:: Material for the task

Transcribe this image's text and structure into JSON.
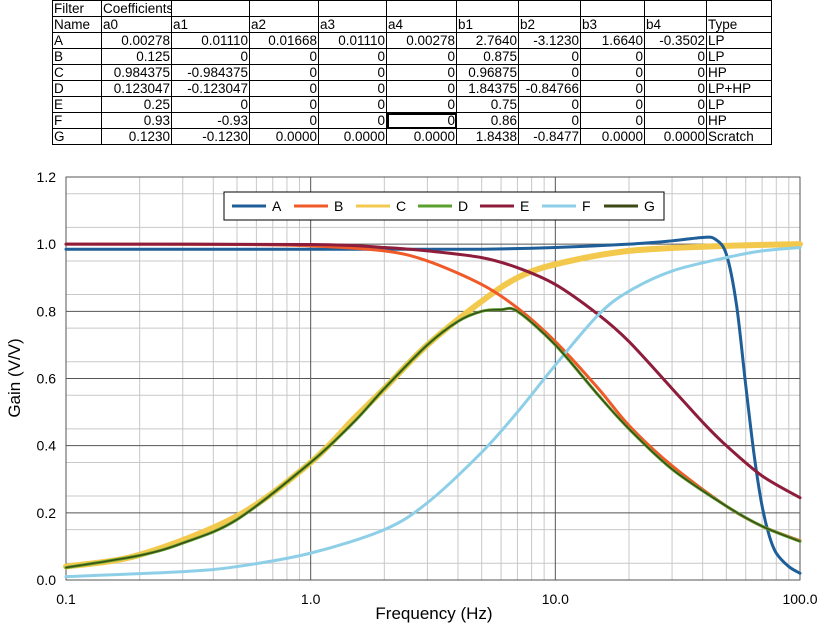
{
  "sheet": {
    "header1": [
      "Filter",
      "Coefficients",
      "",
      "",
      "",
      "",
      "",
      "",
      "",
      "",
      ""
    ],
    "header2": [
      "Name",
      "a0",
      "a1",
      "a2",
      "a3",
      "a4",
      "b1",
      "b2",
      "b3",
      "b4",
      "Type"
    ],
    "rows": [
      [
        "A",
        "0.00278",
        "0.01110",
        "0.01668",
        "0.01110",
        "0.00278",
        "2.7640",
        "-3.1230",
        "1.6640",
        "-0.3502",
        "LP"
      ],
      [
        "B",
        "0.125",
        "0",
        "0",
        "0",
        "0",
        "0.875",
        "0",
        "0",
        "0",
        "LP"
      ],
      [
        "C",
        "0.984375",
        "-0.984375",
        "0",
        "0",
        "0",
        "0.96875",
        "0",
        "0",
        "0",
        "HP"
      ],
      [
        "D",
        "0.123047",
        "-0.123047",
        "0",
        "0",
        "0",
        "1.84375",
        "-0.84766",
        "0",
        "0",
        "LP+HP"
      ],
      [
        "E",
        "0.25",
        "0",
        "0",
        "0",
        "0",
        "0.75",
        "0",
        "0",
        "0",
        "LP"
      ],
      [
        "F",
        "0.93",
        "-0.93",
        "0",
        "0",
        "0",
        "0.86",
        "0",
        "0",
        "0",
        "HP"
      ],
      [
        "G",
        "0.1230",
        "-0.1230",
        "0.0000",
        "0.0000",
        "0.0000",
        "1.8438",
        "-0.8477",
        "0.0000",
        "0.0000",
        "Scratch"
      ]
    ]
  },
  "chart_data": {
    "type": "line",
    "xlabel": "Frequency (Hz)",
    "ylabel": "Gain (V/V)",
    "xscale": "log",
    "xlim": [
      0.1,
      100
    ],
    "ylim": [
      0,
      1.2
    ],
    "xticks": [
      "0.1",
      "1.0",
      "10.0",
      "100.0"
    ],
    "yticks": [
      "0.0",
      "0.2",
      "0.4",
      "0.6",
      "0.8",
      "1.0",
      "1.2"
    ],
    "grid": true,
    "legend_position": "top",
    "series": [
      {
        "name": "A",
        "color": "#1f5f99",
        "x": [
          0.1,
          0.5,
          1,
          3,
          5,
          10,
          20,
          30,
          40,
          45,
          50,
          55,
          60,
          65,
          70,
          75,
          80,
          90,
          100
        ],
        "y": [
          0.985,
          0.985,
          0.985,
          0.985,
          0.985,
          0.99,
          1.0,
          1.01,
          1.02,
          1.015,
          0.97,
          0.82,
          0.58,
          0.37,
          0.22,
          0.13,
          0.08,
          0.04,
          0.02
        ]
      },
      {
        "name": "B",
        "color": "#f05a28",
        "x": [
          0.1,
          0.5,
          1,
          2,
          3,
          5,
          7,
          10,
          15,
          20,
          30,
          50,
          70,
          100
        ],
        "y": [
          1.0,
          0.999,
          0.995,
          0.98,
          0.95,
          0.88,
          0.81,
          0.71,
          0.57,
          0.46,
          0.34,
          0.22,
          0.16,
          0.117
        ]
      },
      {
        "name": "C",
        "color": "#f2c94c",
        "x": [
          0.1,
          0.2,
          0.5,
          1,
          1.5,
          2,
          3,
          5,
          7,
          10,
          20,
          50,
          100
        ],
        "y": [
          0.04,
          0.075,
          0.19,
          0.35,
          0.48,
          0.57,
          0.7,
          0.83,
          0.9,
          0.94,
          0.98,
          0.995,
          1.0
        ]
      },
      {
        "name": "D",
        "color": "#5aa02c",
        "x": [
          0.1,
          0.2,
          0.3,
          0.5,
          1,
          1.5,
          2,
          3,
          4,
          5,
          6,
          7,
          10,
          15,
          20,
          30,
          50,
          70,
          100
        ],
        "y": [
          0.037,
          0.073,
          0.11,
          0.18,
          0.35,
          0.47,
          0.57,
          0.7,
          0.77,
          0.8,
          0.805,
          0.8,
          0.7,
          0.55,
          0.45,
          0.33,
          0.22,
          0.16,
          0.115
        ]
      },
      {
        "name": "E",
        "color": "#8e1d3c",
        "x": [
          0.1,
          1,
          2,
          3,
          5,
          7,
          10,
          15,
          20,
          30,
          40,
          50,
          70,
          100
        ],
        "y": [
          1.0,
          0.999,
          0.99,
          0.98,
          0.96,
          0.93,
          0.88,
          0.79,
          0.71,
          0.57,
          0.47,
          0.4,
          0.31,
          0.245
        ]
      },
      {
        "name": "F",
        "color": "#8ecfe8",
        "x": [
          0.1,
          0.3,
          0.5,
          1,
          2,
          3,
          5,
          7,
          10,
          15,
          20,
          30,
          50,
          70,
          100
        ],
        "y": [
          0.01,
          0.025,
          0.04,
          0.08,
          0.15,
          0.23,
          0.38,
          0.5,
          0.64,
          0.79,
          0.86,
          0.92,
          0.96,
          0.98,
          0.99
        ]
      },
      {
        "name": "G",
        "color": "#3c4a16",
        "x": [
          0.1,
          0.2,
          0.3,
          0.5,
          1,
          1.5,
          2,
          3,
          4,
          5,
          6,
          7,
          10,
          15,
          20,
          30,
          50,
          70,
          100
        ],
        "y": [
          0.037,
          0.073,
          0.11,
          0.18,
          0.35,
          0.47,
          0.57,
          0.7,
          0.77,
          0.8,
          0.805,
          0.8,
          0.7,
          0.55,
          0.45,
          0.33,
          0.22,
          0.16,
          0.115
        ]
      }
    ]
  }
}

::::
:: Material for the task

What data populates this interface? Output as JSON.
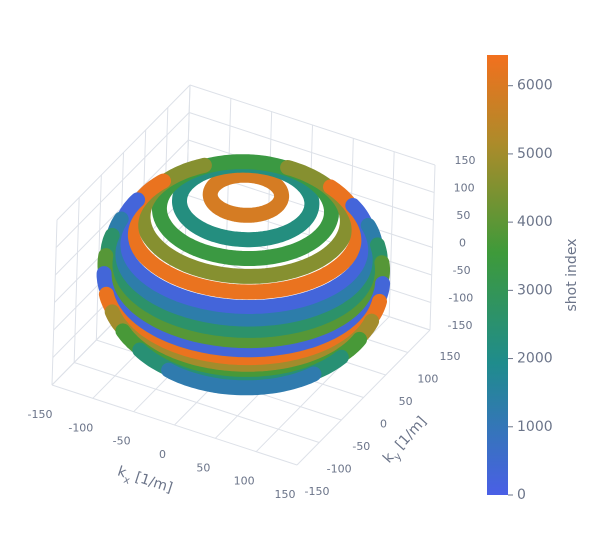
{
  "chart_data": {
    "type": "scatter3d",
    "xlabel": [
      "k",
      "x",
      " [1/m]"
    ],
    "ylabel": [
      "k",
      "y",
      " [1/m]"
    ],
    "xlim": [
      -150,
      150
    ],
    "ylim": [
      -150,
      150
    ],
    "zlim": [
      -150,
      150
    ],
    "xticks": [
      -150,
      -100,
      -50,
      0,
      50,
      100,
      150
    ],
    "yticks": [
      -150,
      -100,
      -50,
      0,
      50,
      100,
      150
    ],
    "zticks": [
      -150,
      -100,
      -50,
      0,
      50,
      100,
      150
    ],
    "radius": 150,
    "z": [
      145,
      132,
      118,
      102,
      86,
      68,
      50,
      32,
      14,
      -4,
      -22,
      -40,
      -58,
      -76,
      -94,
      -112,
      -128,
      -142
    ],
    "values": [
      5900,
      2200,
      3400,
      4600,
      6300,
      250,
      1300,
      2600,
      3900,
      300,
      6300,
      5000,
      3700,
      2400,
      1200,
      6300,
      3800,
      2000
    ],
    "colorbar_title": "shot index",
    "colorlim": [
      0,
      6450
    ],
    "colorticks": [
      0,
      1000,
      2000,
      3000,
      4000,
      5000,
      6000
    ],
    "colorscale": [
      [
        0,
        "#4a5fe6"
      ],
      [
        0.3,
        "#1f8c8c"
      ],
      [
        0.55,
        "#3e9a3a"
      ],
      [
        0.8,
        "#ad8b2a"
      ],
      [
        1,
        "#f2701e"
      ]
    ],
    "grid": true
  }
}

::::

- [Written request]:
Report how many lines in this data include the string "JSON", and nothing else.

- [Reply to the exercise]:
2